:: Problem to solve ::
Swap every "delete-icon" for "remove-icon" in the lines from the start of the records through the line containing "column-header: Palabra xyxy=(681,583,783,607)", and give back those lines with nothing else changed.

Labeled region entries

+---+

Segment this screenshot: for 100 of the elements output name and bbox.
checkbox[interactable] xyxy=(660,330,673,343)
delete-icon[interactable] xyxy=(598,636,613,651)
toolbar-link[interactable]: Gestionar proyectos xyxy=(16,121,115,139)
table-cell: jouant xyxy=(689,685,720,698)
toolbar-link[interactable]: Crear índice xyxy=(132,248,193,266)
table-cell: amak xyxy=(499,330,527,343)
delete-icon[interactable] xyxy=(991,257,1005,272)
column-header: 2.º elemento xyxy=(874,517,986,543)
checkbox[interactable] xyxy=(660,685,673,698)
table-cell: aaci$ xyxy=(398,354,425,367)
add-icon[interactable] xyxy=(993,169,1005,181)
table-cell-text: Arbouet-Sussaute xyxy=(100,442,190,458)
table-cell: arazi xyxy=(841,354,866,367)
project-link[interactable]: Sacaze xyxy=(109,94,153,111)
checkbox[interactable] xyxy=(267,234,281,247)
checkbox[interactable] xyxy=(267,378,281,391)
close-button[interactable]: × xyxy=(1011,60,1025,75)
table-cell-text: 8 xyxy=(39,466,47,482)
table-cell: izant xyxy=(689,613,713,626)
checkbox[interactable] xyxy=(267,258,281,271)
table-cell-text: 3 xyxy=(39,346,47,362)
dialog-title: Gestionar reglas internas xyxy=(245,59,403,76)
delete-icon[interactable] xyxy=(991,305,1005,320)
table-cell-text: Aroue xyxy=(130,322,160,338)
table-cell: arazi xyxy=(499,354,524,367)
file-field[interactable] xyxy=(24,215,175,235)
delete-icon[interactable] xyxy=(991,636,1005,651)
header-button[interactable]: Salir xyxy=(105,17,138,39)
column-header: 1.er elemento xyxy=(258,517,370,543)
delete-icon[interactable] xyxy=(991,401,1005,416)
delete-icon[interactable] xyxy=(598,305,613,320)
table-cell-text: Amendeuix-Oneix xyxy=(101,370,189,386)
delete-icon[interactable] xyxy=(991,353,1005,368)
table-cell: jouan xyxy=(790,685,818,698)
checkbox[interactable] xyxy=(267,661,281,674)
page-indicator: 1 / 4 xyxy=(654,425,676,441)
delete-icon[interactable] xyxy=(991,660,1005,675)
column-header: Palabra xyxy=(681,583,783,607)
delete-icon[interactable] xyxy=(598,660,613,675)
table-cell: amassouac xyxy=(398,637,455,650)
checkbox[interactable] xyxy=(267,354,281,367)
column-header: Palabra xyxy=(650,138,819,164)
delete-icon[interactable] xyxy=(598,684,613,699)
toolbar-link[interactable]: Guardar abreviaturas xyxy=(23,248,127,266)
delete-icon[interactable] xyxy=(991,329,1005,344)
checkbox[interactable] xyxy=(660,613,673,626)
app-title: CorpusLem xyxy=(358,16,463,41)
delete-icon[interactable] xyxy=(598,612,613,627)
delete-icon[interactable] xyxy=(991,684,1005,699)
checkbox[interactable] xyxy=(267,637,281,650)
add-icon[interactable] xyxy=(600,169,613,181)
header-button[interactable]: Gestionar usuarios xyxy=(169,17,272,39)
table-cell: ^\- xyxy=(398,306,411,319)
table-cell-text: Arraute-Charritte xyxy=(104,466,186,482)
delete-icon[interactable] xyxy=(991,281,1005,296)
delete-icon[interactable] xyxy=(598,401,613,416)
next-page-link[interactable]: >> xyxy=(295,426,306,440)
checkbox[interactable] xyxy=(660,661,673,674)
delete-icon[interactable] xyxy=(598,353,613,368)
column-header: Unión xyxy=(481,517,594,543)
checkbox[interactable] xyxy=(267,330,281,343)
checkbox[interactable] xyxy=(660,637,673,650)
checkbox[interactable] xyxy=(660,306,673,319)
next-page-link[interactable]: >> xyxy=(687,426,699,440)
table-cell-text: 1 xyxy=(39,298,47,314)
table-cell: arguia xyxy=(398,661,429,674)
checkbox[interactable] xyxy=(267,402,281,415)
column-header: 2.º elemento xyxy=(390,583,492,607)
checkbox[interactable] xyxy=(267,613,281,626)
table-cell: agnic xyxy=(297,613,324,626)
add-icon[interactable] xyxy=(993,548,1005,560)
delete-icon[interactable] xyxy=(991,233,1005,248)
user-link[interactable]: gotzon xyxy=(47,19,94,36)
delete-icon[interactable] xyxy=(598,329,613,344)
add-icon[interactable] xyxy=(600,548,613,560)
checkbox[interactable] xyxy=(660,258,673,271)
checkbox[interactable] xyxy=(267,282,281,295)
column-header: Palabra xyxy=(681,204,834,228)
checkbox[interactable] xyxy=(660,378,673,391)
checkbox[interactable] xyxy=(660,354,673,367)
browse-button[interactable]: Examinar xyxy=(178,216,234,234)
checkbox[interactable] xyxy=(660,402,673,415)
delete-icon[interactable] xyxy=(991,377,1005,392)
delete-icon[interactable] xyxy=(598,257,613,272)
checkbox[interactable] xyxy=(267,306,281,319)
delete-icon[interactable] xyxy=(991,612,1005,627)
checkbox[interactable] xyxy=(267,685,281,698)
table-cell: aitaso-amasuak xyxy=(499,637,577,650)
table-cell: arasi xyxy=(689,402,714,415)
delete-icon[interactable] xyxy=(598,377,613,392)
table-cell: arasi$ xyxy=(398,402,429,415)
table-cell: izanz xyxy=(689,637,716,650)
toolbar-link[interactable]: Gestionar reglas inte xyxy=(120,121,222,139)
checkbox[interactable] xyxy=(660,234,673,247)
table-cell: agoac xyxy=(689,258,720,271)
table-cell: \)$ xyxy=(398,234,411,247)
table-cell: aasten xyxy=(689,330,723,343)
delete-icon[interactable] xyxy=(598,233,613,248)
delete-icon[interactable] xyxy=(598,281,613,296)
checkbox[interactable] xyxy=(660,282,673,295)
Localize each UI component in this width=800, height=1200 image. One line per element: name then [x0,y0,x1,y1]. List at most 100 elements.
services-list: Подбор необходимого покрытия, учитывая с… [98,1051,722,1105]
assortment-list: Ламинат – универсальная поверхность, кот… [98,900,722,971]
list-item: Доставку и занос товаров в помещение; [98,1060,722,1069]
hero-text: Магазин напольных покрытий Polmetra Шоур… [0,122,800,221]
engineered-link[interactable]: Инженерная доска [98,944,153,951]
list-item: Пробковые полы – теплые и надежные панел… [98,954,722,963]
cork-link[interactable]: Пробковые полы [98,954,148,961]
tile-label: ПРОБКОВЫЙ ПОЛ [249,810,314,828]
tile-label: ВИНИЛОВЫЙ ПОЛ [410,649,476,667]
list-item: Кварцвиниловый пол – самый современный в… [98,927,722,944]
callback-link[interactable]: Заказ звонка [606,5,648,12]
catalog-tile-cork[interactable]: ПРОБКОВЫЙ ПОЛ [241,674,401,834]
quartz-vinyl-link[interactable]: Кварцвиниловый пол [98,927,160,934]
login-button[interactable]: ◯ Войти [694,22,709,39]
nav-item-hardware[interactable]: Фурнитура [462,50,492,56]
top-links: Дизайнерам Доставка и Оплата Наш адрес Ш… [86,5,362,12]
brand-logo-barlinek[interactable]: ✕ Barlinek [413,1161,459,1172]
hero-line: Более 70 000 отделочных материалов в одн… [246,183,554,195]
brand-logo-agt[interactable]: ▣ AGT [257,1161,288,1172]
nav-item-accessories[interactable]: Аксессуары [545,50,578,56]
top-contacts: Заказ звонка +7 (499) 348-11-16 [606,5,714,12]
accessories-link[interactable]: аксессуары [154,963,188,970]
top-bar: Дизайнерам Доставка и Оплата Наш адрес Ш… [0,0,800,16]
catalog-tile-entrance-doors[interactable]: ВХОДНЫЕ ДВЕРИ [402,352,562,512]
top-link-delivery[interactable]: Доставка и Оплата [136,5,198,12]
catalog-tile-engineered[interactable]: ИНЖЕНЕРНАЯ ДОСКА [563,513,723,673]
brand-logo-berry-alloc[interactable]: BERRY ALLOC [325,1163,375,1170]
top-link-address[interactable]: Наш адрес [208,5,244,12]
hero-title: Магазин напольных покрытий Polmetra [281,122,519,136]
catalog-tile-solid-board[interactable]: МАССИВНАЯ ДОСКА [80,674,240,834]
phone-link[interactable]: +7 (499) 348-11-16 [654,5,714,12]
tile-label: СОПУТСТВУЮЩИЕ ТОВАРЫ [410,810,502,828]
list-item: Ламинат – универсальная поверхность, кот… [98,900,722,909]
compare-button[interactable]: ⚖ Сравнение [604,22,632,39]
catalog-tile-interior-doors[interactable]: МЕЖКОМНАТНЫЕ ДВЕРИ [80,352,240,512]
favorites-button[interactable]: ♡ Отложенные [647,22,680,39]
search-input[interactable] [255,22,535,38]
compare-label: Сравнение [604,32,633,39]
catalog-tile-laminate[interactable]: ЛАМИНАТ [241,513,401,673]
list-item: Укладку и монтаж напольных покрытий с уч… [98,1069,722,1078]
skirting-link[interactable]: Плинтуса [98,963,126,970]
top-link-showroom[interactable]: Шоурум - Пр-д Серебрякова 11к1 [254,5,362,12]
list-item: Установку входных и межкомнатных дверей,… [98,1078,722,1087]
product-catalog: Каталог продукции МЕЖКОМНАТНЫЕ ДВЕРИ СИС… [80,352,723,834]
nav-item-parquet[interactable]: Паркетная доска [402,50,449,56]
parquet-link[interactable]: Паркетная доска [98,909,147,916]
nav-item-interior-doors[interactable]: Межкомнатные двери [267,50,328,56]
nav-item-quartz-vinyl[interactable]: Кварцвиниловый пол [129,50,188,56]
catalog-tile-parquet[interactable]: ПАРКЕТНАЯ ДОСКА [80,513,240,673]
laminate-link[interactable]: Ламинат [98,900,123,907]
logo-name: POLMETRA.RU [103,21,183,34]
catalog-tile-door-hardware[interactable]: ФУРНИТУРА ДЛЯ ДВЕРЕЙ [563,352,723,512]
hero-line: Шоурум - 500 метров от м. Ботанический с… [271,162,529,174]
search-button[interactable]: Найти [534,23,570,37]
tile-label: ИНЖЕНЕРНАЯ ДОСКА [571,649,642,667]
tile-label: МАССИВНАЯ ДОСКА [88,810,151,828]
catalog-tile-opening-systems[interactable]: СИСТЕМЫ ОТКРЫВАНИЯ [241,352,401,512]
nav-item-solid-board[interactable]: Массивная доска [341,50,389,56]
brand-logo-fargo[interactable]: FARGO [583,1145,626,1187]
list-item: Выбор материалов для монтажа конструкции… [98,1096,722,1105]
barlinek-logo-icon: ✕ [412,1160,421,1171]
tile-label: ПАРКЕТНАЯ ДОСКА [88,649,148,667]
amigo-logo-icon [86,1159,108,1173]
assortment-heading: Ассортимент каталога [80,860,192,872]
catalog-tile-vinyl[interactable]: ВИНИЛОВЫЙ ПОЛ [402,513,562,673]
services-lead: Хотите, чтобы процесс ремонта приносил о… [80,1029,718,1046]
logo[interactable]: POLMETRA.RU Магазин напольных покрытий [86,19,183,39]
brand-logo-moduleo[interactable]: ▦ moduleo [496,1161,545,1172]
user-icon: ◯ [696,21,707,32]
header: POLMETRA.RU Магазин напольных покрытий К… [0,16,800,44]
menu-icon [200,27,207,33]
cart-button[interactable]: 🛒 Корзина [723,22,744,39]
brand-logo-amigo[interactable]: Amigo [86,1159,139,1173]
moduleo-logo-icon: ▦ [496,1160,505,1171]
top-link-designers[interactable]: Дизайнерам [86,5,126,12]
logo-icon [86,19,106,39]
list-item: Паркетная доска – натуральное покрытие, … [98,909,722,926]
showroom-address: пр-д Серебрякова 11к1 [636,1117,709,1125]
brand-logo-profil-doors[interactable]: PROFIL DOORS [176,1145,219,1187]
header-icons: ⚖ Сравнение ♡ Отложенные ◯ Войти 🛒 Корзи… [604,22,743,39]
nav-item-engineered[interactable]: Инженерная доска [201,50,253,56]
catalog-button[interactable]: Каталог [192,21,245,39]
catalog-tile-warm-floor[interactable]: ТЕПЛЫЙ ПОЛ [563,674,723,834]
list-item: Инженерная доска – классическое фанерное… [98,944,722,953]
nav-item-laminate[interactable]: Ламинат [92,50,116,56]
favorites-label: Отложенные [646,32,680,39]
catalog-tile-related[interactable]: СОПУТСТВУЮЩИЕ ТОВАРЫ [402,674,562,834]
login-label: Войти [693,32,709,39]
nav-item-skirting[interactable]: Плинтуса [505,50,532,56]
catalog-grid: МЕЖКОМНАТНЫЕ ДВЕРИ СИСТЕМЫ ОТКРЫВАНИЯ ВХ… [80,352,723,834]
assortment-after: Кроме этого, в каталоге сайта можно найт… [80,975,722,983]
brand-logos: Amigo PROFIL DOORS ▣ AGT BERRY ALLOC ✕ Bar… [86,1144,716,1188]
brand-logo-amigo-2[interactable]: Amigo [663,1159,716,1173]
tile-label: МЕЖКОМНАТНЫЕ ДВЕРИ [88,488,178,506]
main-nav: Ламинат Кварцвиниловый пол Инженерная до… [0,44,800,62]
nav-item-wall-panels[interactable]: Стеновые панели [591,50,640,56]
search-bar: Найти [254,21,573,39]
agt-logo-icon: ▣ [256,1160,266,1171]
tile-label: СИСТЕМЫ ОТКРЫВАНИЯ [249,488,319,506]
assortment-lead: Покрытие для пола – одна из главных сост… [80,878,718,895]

+---+

:: Task answer ::
Segment this screenshot: for 100 of the elements output name and bbox.
checkbox[interactable] xyxy=(660,330,673,343)
remove-icon[interactable] xyxy=(598,636,613,651)
toolbar-link[interactable]: Gestionar proyectos xyxy=(16,121,115,139)
table-cell: jouant xyxy=(689,685,720,698)
toolbar-link[interactable]: Crear índice xyxy=(132,248,193,266)
table-cell: amak xyxy=(499,330,527,343)
remove-icon[interactable] xyxy=(991,257,1005,272)
column-header: 2.º elemento xyxy=(874,517,986,543)
checkbox[interactable] xyxy=(660,685,673,698)
table-cell: aaci$ xyxy=(398,354,425,367)
add-icon[interactable] xyxy=(993,169,1005,181)
table-cell-text: Arbouet-Sussaute xyxy=(100,442,190,458)
table-cell: arazi xyxy=(841,354,866,367)
project-link[interactable]: Sacaze xyxy=(109,94,153,111)
checkbox[interactable] xyxy=(267,234,281,247)
checkbox[interactable] xyxy=(267,378,281,391)
close-button[interactable]: × xyxy=(1011,60,1025,75)
table-cell-text: 8 xyxy=(39,466,47,482)
table-cell: izant xyxy=(689,613,713,626)
checkbox[interactable] xyxy=(267,258,281,271)
table-cell-text: 3 xyxy=(39,346,47,362)
dialog-title: Gestionar reglas internas xyxy=(245,59,403,76)
remove-icon[interactable] xyxy=(991,305,1005,320)
table-cell-text: Aroue xyxy=(130,322,160,338)
table-cell: arazi xyxy=(499,354,524,367)
file-field[interactable] xyxy=(24,215,175,235)
remove-icon[interactable] xyxy=(991,636,1005,651)
header-button[interactable]: Salir xyxy=(105,17,138,39)
column-header: 1.er elemento xyxy=(258,517,370,543)
remove-icon[interactable] xyxy=(991,401,1005,416)
remove-icon[interactable] xyxy=(598,305,613,320)
table-cell-text: Amendeuix-Oneix xyxy=(101,370,189,386)
remove-icon[interactable] xyxy=(991,353,1005,368)
table-cell: jouan xyxy=(790,685,818,698)
checkbox[interactable] xyxy=(267,661,281,674)
page-indicator: 1 / 4 xyxy=(654,425,676,441)
remove-icon[interactable] xyxy=(991,660,1005,675)
column-header: Palabra xyxy=(681,583,783,607)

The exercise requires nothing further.